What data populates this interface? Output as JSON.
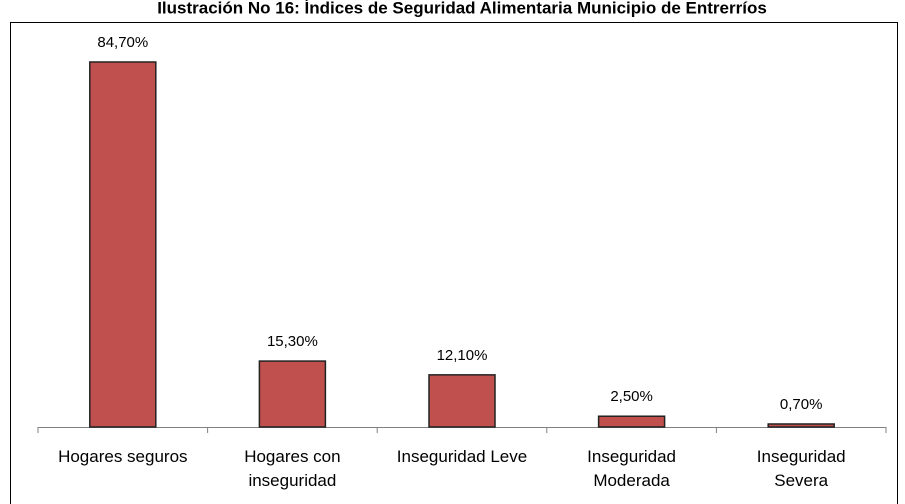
{
  "chart_data": {
    "type": "bar",
    "title": "Ilustración No 16: Índices de Seguridad Alimentaria Municipio de Entrerríos",
    "categories": [
      [
        "Hogares seguros"
      ],
      [
        "Hogares con",
        "inseguridad"
      ],
      [
        "Inseguridad Leve"
      ],
      [
        "Inseguridad",
        "Moderada"
      ],
      [
        "Inseguridad",
        "Severa"
      ]
    ],
    "values": [
      84.7,
      15.3,
      12.1,
      2.5,
      0.7
    ],
    "value_labels": [
      "84,70%",
      "15,30%",
      "12,10%",
      "2,50%",
      "0,70%"
    ],
    "color": "#c0504d"
  }
}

*TO BE DONE*
Pictures are excluded; output everything else in the data verbatim.

*THE ANSWER*
What data populates this interface? Output as JSON.
{
  "chart_data": {
    "type": "bar",
    "title": "Ilustración No 16: Índices de Seguridad Alimentaria Municipio de Entrerríos",
    "categories": [
      [
        "Hogares seguros"
      ],
      [
        "Hogares con",
        "inseguridad"
      ],
      [
        "Inseguridad Leve"
      ],
      [
        "Inseguridad",
        "Moderada"
      ],
      [
        "Inseguridad",
        "Severa"
      ]
    ],
    "values": [
      84.7,
      15.3,
      12.1,
      2.5,
      0.7
    ],
    "value_labels": [
      "84,70%",
      "15,30%",
      "12,10%",
      "2,50%",
      "0,70%"
    ],
    "color": "#c0504d"
  }
}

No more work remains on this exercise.